§ EXERCISE: Repeat the listing in full, preserving every character.

§ Stored records:
- - -

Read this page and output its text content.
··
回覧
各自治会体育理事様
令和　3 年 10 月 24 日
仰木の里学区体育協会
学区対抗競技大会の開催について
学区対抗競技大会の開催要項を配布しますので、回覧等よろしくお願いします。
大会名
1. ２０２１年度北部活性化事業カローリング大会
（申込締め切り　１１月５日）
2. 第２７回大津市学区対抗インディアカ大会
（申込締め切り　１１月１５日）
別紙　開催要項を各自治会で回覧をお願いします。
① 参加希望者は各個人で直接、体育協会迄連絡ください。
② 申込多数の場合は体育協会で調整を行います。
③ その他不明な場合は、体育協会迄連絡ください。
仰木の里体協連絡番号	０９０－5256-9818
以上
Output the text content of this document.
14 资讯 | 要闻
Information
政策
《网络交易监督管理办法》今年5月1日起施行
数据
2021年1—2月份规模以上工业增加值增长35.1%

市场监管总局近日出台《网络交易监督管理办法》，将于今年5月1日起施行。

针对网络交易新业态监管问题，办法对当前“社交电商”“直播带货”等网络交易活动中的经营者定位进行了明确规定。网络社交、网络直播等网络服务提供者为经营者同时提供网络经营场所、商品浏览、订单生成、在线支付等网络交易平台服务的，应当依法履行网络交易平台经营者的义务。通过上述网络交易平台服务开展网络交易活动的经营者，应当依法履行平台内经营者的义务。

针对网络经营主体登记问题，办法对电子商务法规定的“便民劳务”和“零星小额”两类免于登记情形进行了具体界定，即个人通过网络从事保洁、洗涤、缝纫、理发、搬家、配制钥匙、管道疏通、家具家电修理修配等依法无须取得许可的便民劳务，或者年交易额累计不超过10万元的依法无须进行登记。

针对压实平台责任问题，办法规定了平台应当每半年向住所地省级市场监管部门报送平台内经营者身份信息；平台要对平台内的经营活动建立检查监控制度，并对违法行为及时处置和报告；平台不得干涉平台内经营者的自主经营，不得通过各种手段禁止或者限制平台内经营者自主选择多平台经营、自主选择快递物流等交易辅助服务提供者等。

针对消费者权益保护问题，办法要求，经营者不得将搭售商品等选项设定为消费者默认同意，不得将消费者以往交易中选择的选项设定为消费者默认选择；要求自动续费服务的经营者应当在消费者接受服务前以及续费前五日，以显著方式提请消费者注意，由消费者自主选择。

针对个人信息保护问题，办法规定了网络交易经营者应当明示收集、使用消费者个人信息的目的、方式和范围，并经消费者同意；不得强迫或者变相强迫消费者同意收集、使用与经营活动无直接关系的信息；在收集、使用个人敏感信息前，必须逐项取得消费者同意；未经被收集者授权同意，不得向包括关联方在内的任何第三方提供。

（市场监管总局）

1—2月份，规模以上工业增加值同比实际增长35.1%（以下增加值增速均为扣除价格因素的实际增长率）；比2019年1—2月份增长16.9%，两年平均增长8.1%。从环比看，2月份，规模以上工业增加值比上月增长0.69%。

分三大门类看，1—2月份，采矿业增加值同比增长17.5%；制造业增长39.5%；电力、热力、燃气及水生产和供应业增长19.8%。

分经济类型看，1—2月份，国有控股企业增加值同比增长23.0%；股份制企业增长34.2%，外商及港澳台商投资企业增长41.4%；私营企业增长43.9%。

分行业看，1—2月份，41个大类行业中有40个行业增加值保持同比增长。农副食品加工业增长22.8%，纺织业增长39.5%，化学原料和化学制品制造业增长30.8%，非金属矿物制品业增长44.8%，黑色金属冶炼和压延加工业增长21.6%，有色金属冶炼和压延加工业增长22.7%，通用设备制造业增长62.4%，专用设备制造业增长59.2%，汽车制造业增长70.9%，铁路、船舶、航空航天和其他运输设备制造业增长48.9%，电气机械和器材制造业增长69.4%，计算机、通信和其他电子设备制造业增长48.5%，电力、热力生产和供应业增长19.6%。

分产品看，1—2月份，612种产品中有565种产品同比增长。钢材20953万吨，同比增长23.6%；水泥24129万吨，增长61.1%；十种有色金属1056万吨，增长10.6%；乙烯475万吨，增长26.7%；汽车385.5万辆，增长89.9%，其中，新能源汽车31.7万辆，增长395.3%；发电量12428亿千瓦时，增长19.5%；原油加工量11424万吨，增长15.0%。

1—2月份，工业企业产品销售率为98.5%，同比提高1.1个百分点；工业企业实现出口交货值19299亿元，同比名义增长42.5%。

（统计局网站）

- - -

§ WRITTEN REPLY:
Read this page and output its text content.
··
回覧
各自治会体育理事様
令和　3 年 10 月 24 日
仰木の里学区体育協会
学区対抗競技大会の開催について
学区対抗競技大会の開催要項を配布しますので、回覧等よろしくお願いします。
大会名
1. ２０２１年度北部活性化事業カローリング大会
（申込締め切り　１１月５日）
2. 第２７回大津市学区対抗インディアカ大会
（申込締め切り　１１月１５日）
別紙　開催要項を各自治会で回覧をお願いします。
① 参加希望者は各個人で直接、体育協会迄連絡ください。
② 申込多数の場合は体育協会で調整を行います。
③ その他不明な場合は、体育協会迄連絡ください。
仰木の里体協連絡番号	０９０－5256-9818
以上
Output the text content of this document.
14 资讯 | 要闻
Information
政策
《网络交易监督管理办法》今年5月1日起施行
数据
2021年1—2月份规模以上工业增加值增长35.1%

市场监管总局近日出台《网络交易监督管理办法》，将于今年5月1日起施行。

针对网络交易新业态监管问题，办法对当前“社交电商”“直播带货”等网络交易活动中的经营者定位进行了明确规定。网络社交、网络直播等网络服务提供者为经营者同时提供网络经营场所、商品浏览、订单生成、在线支付等网络交易平台服务的，应当依法履行网络交易平台经营者的义务。通过上述网络交易平台服务开展网络交易活动的经营者，应当依法履行平台内经营者的义务。

针对网络经营主体登记问题，办法对电子商务法规定的“便民劳务”和“零星小额”两类免于登记情形进行了具体界定，即个人通过网络从事保洁、洗涤、缝纫、理发、搬家、配制钥匙、管道疏通、家具家电修理修配等依法无须取得许可的便民劳务，或者年交易额累计不超过10万元的依法无须进行登记。

针对压实平台责任问题，办法规定了平台应当每半年向住所地省级市场监管部门报送平台内经营者身份信息；平台要对平台内的经营活动建立检查监控制度，并对违法行为及时处置和报告；平台不得干涉平台内经营者的自主经营，不得通过各种手段禁止或者限制平台内经营者自主选择多平台经营、自主选择快递物流等交易辅助服务提供者等。

针对消费者权益保护问题，办法要求，经营者不得将搭售商品等选项设定为消费者默认同意，不得将消费者以往交易中选择的选项设定为消费者默认选择；要求自动续费服务的经营者应当在消费者接受服务前以及续费前五日，以显著方式提请消费者注意，由消费者自主选择。

针对个人信息保护问题，办法规定了网络交易经营者应当明示收集、使用消费者个人信息的目的、方式和范围，并经消费者同意；不得强迫或者变相强迫消费者同意收集、使用与经营活动无直接关系的信息；在收集、使用个人敏感信息前，必须逐项取得消费者同意；未经被收集者授权同意，不得向包括关联方在内的任何第三方提供。

（市场监管总局）

1—2月份，规模以上工业增加值同比实际增长35.1%（以下增加值增速均为扣除价格因素的实际增长率）；比2019年1—2月份增长16.9%，两年平均增长8.1%。从环比看，2月份，规模以上工业增加值比上月增长0.69%。

分三大门类看，1—2月份，采矿业增加值同比增长17.5%；制造业增长39.5%；电力、热力、燃气及水生产和供应业增长19.8%。

分经济类型看，1—2月份，国有控股企业增加值同比增长23.0%；股份制企业增长34.2%，外商及港澳台商投资企业增长41.4%；私营企业增长43.9%。

分行业看，1—2月份，41个大类行业中有40个行业增加值保持同比增长。农副食品加工业增长22.8%，纺织业增长39.5%，化学原料和化学制品制造业增长30.8%，非金属矿物制品业增长44.8%，黑色金属冶炼和压延加工业增长21.6%，有色金属冶炼和压延加工业增长22.7%，通用设备制造业增长62.4%，专用设备制造业增长59.2%，汽车制造业增长70.9%，铁路、船舶、航空航天和其他运输设备制造业增长48.9%，电气机械和器材制造业增长69.4%，计算机、通信和其他电子设备制造业增长48.5%，电力、热力生产和供应业增长19.6%。

分产品看，1—2月份，612种产品中有565种产品同比增长。钢材20953万吨，同比增长23.6%；水泥24129万吨，增长61.1%；十种有色金属1056万吨，增长10.6%；乙烯475万吨，增长26.7%；汽车385.5万辆，增长89.9%，其中，新能源汽车31.7万辆，增长395.3%；发电量12428亿千瓦时，增长19.5%；原油加工量11424万吨，增长15.0%。

1—2月份，工业企业产品销售率为98.5%，同比提高1.1个百分点；工业企业实现出口交货值19299亿元，同比名义增长42.5%。

（统计局网站）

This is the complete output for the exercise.